▸ **To do**
Please decide whether each statement below agrees with the abstract on cerebral autoregulation monitoring during ECMO. Answer yes or no for each, quoting the deciding words. 1. The study was retrospective. 2. Twenty-nine children were included. 3. All patients were treated at one hospital.

▸ **Document section**
Continuous Monitoring of Cerebral Autoregulation in Children Supported by Extracorporeal Membrane Oxygenation: A Pilot Study



Cerebral autoregulation (CA) impairment may pose a risk factor for neurological complications among children supported by extracorporeal membrane oxygenation (ECMO). Our first objective was to investigate the feasibility of CA continuous monitoring during ECMO treatment and to describe its evolution over time. The second objective was to analyze the association between CA impairment and neurological outcome.


Observational prospective study.

Patients and Setting

Twenty-nine children treated with veno-arterial or veno-venous ECMO in the PICU of Nantes University Hospital, France, and the PICU of the IRCCS Giannina Gaslini Institute in Genoa, Italy.

▸ **Recorded data**
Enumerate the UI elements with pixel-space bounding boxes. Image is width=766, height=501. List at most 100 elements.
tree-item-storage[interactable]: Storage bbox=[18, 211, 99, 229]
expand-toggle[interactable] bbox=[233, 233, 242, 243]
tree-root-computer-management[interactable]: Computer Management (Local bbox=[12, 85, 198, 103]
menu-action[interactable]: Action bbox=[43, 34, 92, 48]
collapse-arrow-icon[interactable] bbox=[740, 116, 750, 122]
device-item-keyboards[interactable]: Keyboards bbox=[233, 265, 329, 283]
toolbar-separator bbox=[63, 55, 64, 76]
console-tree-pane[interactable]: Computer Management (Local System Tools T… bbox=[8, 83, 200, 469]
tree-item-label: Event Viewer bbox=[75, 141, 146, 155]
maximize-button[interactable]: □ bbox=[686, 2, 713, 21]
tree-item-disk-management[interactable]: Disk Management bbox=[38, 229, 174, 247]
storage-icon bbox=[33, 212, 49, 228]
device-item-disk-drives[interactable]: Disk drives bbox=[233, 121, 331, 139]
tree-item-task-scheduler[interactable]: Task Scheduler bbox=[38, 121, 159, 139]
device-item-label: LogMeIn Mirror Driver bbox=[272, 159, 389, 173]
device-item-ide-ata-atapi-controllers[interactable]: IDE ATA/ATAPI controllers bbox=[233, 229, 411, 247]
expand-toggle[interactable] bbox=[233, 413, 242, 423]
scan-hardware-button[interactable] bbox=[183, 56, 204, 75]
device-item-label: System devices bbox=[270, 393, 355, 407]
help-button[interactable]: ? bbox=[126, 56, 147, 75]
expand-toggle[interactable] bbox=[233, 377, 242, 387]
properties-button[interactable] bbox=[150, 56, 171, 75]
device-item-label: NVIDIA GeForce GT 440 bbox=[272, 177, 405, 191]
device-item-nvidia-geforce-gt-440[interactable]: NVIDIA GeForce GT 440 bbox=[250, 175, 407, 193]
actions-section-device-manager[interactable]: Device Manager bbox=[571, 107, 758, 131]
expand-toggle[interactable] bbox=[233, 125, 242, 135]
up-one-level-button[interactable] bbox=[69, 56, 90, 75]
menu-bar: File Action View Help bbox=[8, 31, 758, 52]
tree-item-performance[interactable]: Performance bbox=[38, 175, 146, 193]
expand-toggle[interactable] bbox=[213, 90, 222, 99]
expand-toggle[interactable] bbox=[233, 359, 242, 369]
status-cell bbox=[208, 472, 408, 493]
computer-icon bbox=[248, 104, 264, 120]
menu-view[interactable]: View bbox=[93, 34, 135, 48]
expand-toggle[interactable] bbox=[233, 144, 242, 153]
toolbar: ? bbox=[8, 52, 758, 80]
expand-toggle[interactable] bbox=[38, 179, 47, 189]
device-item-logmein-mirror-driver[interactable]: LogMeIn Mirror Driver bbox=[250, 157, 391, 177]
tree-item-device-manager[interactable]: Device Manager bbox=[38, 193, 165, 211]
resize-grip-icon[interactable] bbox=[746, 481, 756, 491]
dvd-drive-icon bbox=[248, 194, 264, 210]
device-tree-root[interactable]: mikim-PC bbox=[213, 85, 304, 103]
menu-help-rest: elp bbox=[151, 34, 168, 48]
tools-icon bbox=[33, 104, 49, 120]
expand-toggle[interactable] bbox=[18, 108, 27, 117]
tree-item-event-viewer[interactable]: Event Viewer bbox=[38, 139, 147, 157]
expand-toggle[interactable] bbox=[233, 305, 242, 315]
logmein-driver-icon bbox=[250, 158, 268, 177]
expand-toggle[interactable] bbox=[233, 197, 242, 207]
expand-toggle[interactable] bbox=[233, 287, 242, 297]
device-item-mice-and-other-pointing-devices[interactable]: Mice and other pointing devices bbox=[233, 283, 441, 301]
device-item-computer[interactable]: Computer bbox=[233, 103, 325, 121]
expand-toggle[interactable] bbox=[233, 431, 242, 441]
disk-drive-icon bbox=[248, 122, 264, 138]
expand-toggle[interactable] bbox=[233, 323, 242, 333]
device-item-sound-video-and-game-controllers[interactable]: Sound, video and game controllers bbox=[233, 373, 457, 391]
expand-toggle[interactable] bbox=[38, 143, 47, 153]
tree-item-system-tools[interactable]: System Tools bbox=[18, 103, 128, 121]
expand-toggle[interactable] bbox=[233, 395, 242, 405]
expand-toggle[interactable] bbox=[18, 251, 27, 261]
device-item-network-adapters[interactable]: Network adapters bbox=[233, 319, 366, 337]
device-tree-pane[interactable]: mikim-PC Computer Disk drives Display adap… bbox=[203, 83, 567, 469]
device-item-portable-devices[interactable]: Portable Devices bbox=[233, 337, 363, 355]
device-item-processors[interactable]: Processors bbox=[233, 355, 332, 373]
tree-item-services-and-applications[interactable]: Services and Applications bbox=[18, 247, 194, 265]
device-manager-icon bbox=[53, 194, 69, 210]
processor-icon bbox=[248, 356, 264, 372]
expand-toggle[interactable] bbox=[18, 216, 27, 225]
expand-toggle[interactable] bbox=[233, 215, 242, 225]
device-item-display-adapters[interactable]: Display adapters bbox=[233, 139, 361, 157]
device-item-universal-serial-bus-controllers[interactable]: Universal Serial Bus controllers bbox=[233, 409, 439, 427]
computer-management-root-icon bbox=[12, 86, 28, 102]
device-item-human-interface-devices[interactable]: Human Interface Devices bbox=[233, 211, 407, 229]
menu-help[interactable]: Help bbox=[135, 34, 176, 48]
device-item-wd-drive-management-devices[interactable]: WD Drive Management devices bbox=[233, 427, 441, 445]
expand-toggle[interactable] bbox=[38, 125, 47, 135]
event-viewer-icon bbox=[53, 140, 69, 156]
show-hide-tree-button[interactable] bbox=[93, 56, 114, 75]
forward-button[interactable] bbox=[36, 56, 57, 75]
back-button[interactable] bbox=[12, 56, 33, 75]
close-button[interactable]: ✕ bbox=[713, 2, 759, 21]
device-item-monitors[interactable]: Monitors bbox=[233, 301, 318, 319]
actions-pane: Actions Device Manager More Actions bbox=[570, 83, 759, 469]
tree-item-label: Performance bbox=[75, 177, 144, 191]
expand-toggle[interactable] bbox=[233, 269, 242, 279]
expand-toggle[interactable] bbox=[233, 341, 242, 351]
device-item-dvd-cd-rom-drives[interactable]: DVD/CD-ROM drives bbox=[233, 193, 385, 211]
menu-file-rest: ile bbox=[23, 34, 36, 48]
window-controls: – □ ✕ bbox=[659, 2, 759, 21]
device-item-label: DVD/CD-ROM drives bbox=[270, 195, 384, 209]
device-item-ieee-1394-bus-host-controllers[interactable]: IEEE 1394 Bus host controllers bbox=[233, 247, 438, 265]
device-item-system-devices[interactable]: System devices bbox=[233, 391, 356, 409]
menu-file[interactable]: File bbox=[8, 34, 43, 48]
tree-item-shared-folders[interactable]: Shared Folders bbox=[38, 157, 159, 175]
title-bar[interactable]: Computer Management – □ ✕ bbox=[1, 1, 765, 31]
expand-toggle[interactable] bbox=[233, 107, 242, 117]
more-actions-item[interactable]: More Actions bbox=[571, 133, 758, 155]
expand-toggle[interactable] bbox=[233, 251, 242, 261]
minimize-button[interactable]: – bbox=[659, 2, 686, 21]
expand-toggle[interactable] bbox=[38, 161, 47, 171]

▸ **Result for this exercise**
1. No: "Observational prospective study."
2. Yes: "Twenty-nine children treated with veno-arterial or veno-venous ECMO"
3. No: "the PICU of Nantes University Hospital, France, and the PICU of the IRCCS Giannina Gaslini Institute in Genoa, Italy."